▶ DIRECTIVE
Lines that hold the string "content" are to be counted; give only their number.

⁂

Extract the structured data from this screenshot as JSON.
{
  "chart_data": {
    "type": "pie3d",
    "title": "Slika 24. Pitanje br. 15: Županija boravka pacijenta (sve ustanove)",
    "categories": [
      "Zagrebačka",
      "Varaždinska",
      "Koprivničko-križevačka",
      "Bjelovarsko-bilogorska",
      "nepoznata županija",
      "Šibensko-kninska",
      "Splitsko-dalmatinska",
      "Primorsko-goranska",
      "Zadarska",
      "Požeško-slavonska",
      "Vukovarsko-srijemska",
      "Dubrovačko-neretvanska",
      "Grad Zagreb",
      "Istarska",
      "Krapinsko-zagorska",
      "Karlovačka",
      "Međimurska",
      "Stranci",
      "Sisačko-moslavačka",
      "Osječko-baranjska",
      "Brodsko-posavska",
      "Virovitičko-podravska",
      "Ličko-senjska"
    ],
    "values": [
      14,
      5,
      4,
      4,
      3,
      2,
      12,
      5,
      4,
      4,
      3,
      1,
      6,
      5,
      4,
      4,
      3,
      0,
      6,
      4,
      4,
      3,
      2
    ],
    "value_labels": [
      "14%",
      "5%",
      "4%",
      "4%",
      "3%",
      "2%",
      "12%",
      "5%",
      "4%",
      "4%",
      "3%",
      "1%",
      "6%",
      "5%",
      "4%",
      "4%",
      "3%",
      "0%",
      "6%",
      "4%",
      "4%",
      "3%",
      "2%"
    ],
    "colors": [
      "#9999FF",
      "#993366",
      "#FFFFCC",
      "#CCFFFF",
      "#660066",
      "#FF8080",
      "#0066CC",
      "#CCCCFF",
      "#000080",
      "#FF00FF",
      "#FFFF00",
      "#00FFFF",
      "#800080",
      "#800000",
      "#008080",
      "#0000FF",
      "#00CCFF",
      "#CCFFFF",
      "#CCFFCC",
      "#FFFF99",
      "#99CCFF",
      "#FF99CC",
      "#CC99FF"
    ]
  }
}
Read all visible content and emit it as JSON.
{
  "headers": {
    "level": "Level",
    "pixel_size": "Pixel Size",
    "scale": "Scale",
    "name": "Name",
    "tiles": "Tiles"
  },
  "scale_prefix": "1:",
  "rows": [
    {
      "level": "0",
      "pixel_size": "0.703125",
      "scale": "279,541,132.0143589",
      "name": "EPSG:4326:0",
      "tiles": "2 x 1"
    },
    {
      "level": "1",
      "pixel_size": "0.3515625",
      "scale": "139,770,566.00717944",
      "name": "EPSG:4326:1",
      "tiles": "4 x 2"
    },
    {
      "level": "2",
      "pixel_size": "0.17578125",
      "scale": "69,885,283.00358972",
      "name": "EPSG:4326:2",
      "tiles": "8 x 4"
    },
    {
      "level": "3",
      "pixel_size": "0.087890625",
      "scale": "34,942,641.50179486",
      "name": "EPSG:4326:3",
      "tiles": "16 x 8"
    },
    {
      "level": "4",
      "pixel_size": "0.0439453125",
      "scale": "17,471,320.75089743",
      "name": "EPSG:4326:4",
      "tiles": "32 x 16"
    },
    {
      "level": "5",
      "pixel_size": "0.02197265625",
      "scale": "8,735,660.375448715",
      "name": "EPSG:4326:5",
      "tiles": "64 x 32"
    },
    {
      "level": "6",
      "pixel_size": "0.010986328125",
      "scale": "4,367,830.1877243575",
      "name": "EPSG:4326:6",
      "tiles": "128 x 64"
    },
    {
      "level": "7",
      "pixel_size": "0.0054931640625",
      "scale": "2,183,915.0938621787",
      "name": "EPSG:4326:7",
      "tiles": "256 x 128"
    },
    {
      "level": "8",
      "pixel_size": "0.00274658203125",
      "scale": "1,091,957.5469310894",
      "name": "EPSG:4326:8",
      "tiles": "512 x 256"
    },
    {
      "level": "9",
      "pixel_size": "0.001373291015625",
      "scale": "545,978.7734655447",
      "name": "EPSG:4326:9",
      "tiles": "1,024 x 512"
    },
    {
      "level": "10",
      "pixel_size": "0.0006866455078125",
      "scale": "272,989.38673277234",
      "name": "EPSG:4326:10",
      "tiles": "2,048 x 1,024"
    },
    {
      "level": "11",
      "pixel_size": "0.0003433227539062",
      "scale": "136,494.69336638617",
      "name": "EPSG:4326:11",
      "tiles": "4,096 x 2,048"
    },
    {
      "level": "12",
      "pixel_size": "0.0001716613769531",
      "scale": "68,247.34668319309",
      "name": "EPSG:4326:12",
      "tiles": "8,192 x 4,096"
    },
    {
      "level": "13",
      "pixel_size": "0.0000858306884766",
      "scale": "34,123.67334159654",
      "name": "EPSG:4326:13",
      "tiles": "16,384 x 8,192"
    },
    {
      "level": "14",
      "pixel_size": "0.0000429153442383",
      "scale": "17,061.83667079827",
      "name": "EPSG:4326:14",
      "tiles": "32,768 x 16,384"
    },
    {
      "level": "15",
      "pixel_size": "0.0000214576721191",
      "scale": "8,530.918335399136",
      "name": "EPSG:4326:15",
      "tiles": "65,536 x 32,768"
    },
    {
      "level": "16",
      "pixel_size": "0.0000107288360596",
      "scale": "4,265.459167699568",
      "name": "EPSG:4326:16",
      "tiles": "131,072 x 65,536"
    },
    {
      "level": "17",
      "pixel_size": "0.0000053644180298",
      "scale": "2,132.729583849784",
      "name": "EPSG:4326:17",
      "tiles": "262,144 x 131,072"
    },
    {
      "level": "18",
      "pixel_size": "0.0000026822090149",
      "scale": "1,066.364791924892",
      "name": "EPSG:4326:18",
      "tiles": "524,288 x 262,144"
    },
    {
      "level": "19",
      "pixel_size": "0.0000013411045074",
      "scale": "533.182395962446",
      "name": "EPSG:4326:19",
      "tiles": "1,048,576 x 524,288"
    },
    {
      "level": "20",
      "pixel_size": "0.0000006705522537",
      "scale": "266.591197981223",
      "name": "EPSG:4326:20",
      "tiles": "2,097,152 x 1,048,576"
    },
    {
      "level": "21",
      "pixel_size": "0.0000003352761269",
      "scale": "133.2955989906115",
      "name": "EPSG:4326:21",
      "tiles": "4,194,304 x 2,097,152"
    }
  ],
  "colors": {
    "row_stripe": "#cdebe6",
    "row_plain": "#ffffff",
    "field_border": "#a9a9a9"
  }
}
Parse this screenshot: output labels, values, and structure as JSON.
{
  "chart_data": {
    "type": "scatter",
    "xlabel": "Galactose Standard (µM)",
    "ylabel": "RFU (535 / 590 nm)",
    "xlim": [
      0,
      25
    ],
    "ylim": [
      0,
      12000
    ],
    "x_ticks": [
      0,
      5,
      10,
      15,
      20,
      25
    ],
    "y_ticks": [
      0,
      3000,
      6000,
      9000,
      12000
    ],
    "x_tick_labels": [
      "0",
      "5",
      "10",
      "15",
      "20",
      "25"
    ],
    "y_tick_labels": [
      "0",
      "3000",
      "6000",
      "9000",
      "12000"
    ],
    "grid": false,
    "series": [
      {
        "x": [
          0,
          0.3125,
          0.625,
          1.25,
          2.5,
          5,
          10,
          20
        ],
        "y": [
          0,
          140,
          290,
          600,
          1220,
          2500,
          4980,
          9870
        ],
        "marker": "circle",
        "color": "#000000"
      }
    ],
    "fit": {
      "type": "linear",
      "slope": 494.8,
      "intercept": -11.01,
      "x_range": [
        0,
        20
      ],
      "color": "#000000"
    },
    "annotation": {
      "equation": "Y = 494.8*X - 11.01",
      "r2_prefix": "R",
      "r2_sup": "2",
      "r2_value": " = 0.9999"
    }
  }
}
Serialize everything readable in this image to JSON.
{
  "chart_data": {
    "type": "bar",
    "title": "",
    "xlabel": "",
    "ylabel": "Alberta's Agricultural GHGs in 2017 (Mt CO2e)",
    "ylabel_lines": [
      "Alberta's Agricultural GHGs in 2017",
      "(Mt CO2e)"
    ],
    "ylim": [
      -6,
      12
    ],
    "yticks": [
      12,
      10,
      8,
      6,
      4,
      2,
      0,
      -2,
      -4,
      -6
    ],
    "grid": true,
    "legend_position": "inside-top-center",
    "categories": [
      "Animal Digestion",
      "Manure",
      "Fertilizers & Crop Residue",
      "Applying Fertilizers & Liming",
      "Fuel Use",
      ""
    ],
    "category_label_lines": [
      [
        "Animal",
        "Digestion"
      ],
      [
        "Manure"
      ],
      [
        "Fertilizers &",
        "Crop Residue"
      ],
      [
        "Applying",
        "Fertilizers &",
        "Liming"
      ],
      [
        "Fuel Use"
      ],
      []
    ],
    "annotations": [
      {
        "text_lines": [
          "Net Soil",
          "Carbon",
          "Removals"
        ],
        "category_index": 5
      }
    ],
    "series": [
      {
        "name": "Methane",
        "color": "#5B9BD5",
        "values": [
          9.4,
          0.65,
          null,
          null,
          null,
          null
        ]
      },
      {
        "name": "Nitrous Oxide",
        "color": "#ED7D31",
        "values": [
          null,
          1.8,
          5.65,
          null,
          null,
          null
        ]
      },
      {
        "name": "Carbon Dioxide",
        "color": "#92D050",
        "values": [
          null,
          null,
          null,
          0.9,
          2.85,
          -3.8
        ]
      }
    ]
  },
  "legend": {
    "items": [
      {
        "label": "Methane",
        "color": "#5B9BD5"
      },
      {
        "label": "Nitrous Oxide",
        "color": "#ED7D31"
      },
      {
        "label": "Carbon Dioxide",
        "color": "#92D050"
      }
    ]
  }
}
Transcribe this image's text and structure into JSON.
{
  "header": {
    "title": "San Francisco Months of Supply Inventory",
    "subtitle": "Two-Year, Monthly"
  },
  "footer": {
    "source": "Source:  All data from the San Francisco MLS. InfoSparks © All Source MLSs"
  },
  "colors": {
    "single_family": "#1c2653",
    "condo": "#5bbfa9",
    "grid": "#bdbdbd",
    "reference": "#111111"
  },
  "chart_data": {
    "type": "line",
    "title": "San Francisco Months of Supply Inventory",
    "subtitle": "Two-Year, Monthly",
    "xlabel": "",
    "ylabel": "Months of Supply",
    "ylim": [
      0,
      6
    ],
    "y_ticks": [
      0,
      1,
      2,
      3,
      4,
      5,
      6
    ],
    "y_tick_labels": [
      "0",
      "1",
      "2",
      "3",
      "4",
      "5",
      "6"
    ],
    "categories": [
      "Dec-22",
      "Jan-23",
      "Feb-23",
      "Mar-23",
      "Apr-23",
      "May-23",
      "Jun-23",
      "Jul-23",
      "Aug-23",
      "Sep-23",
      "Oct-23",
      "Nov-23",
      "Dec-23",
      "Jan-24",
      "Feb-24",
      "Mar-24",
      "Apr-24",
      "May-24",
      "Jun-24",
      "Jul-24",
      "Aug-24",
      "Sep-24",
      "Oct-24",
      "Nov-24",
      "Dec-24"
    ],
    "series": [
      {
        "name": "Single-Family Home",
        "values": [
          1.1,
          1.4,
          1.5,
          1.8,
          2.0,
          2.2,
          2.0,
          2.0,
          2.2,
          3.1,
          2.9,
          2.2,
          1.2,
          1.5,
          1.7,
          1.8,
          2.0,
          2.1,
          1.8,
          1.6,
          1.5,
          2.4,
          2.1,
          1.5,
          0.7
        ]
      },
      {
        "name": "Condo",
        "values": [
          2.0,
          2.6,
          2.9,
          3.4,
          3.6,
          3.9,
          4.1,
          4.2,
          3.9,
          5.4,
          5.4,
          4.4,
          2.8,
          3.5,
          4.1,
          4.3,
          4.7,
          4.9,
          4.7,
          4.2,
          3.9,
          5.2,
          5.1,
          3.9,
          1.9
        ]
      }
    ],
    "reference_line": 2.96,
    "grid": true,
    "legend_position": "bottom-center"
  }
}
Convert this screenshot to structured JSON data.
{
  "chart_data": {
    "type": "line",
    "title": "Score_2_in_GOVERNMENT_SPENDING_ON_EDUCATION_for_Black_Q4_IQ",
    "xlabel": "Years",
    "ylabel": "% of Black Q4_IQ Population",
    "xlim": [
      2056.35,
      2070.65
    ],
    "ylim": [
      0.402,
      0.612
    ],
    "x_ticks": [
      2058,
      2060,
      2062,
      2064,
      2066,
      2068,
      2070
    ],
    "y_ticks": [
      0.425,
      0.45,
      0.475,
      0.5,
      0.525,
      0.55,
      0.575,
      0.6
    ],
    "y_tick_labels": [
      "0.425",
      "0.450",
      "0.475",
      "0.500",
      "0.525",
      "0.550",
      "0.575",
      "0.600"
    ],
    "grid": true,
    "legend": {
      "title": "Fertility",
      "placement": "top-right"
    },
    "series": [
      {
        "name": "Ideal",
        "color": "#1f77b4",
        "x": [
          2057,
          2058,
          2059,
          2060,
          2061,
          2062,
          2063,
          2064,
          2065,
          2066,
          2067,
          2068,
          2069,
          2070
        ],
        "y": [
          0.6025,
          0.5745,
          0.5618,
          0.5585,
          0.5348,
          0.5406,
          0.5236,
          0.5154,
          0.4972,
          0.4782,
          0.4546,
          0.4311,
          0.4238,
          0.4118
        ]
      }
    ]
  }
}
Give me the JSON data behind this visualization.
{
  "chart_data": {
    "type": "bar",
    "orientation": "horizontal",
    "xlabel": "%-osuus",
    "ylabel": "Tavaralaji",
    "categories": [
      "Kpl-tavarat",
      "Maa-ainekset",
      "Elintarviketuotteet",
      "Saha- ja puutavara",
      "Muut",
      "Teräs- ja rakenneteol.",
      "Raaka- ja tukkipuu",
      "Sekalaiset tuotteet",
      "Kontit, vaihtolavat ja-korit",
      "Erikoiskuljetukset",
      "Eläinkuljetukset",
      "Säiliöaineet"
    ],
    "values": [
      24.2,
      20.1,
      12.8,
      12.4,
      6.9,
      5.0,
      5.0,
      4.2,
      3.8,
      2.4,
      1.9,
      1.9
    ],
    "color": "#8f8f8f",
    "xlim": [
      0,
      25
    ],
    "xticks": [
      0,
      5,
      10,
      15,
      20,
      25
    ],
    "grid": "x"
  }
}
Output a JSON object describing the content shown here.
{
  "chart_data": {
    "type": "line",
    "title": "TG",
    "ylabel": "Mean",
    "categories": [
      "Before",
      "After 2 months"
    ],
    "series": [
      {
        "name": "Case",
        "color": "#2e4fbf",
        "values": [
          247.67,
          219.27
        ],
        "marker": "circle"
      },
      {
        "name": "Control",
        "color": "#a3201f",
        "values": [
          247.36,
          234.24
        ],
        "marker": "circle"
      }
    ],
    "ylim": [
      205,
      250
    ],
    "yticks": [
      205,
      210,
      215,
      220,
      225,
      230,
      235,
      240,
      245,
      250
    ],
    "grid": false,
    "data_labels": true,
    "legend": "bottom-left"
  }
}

⁂

▶ EXERCISE RESULT
2